## [Given exercise]
Each entry here needs to be set down again exactly, please; pictures are left out.

## [Supplied material]

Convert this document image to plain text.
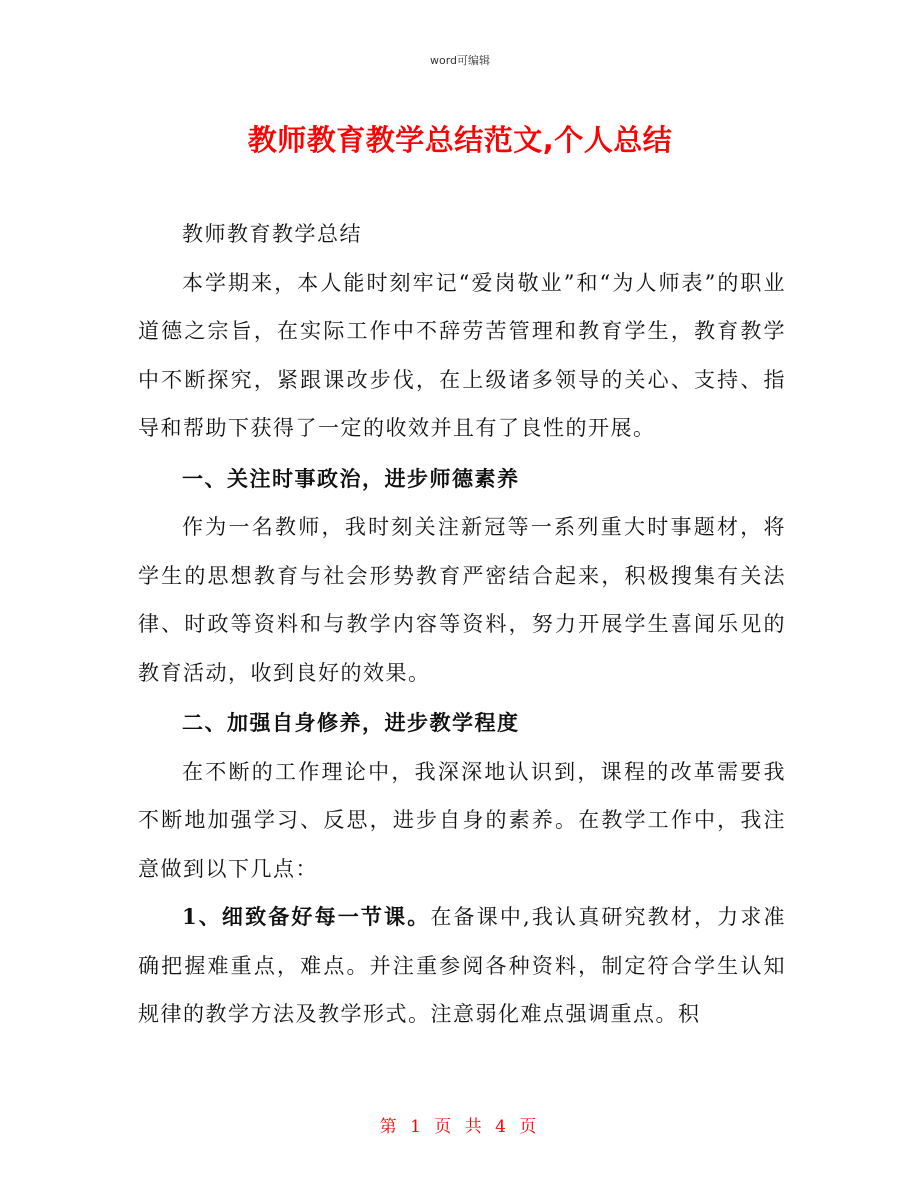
word可编辑
教师教育教学总结范文,个人总结

教师教育教学总结

本学期来，本人能时刻牢记“爱岗敬业”和“为人师表”的职业道德之宗旨，在实际工作中不辞劳苦管理和教育学生，教育教学中不断探究，紧跟课改步伐，在上级诸多领导的关心、支持、指导和帮助下获得了一定的收效并且有了良性的开展。

一、关注时事政治，进步师德素养

作为一名教师，我时刻关注新冠等一系列重大时事题材，将学生的思想教育与社会形势教育严密结合起来，积极搜集有关法律、时政等资料和与教学内容等资料，努力开展学生喜闻乐见的教育活动，收到良好的效果。

二、加强自身修养，进步教学程度

在不断的工作理论中，我深深地认识到，课程的改革需要我不断地加强学习、反思，进步自身的素养。在教学工作中，我注意做到以下几点：

1、细致备好每一节课。在备课中,我认真研究教材，力求准确把握难重点，难点。并注重参阅各种资料，制定符合学生认知规律的教学方法及教学形式。注意弱化难点强调重点。积

第 1 页 共 4 页
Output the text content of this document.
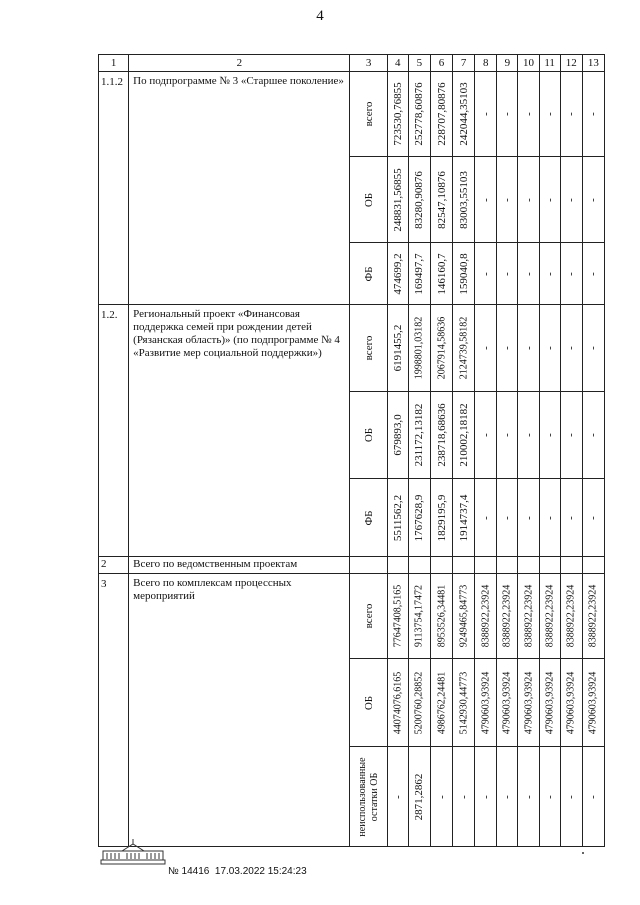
4
1	2	3	4	5	6	7	8	9	10	11	12	13
1.1.2	По подпрограмме № 3 «Старшее поколение»	всего	723530,76855	252778,60876	228707,80876	242044,35103	-	-	-	-	-	-

		ОБ	248831,56855	83280,90876	82547,10876	83003,55103	-	-	-	-	-	-

		ФБ	474699,2	169497,7	146160,7	159040,8	-	-	-	-	-	-

1.2.	Региональный проект «Финансовая поддержка семей при рождении детей (Рязанская область)» (по подпрограмме № 4 «Развитие мер социальной поддержки»)	всего	6191455,2	1998801,03182	2067914,58636	2124739,58182	-	-	-	-	-	-

		ОБ	679893,0	231172,13182	238718,68636	210002,18182	-	-	-	-	-	-

		ФБ	5511562,2	1767628,9	1829195,9	1914737,4	-	-	-	-	-	-

2	Всего по ведомственным проектам											
3	Всего по комплексам процессных мероприятий	всего	77647408,5165	9113754,17472	8953526,34481	9249465,84773	8388922,23924	8388922,23924	8388922,23924	8388922,23924	8388922,23924	8388922,23924

		ОБ	44074076,6165	5200760,28852	4986762,24481	5142930,44773	4790603,93924	4790603,93924	4790603,93924	4790603,93924	4790603,93924	4790603,93924

		неиспользованные остатки ОБ	-	2871,2862	-	-	-	-	-	-	-	-
№ 14416 17.03.2022 15:24:23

## [Written solution]
Convert this document image to plain text.
word可编辑
教师教育教学总结范文,个人总结

教师教育教学总结

本学期来，本人能时刻牢记“爱岗敬业”和“为人师表”的职业道德之宗旨，在实际工作中不辞劳苦管理和教育学生，教育教学中不断探究，紧跟课改步伐，在上级诸多领导的关心、支持、指导和帮助下获得了一定的收效并且有了良性的开展。

一、关注时事政治，进步师德素养

作为一名教师，我时刻关注新冠等一系列重大时事题材，将学生的思想教育与社会形势教育严密结合起来，积极搜集有关法律、时政等资料和与教学内容等资料，努力开展学生喜闻乐见的教育活动，收到良好的效果。

二、加强自身修养，进步教学程度

在不断的工作理论中，我深深地认识到，课程的改革需要我不断地加强学习、反思，进步自身的素养。在教学工作中，我注意做到以下几点：

1、细致备好每一节课。在备课中,我认真研究教材，力求准确把握难重点，难点。并注重参阅各种资料，制定符合学生认知规律的教学方法及教学形式。注意弱化难点强调重点。积

第 1 页 共 4 页
Output the text content of this document.
4
1	2	3	4	5	6	7	8	9	10	11	12	13
1.1.2	По подпрограмме № 3 «Старшее поколение»	всего	723530,76855	252778,60876	228707,80876	242044,35103	-	-	-	-	-	-

		ОБ	248831,56855	83280,90876	82547,10876	83003,55103	-	-	-	-	-	-

		ФБ	474699,2	169497,7	146160,7	159040,8	-	-	-	-	-	-

1.2.	Региональный проект «Финансовая поддержка семей при рождении детей (Рязанская область)» (по подпрограмме № 4 «Развитие мер социальной поддержки»)	всего	6191455,2	1998801,03182	2067914,58636	2124739,58182	-	-	-	-	-	-

		ОБ	679893,0	231172,13182	238718,68636	210002,18182	-	-	-	-	-	-

		ФБ	5511562,2	1767628,9	1829195,9	1914737,4	-	-	-	-	-	-

2	Всего по ведомственным проектам											
3	Всего по комплексам процессных мероприятий	всего	77647408,5165	9113754,17472	8953526,34481	9249465,84773	8388922,23924	8388922,23924	8388922,23924	8388922,23924	8388922,23924	8388922,23924

		ОБ	44074076,6165	5200760,28852	4986762,24481	5142930,44773	4790603,93924	4790603,93924	4790603,93924	4790603,93924	4790603,93924	4790603,93924

		неиспользованные остатки ОБ	-	2871,2862	-	-	-	-	-	-	-	-
№ 14416 17.03.2022 15:24:23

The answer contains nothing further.